*Your objective*:
Below are the records. List every line holding the word "Nursery".

*Dataset excerpts*:

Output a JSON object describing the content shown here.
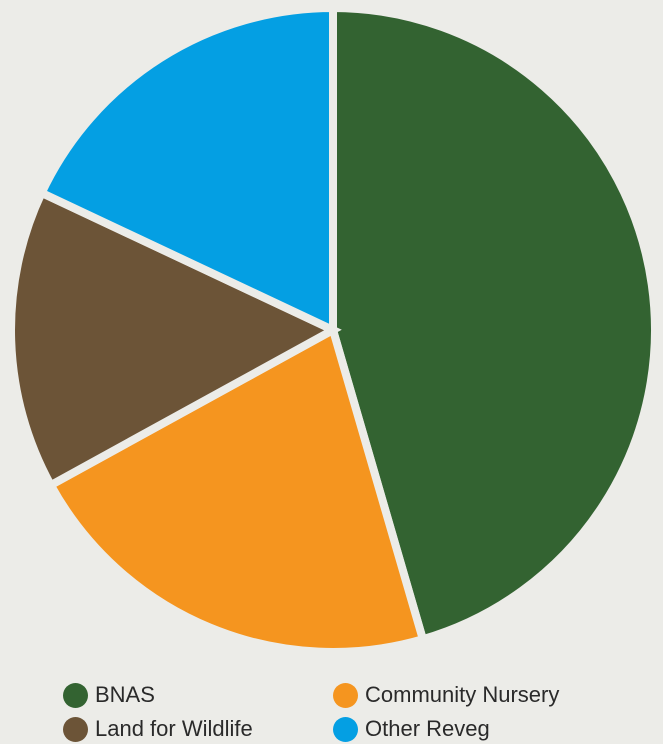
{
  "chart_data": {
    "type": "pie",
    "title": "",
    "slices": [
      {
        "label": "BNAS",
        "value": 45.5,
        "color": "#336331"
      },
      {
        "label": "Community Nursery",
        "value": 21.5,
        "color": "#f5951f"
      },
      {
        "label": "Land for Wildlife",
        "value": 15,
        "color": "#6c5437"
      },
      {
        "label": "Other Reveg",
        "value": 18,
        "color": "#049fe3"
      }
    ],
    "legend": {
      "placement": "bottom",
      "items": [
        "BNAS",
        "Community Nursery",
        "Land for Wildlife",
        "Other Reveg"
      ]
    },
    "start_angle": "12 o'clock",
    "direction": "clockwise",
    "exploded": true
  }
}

*Expected answer*:
        "label": "Community Nursery",
        "Community Nursery",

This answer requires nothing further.